* **Written task**:
Only the number is wanted: count the lines that include the word "this".

>> Start Dataset extract

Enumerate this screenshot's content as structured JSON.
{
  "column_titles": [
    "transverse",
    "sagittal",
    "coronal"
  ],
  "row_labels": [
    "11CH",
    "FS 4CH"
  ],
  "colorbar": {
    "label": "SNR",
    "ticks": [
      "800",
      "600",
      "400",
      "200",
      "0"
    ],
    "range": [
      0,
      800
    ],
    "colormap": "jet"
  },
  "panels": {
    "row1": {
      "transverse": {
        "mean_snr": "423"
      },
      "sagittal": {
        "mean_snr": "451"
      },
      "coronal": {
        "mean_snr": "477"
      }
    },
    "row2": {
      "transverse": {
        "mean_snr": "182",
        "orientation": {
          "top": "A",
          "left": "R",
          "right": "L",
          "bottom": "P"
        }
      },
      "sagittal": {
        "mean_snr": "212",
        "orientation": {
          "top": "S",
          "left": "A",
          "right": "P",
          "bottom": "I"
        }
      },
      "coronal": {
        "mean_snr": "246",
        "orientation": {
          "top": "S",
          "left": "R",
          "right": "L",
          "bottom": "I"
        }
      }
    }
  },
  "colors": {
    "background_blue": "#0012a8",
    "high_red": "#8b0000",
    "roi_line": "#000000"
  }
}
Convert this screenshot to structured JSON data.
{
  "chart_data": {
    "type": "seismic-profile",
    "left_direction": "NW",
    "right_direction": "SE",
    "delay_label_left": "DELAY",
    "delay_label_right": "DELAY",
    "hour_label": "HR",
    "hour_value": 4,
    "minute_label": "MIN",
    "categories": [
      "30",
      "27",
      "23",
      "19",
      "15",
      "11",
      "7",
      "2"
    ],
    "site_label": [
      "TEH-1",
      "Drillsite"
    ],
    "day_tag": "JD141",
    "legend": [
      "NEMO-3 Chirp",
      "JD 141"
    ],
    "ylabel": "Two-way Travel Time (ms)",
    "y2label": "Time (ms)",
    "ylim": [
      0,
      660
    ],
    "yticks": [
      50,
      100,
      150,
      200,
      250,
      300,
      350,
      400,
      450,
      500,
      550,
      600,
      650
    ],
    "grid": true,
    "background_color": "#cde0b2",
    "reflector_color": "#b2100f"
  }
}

>> End Dataset extract

* **Response**:
2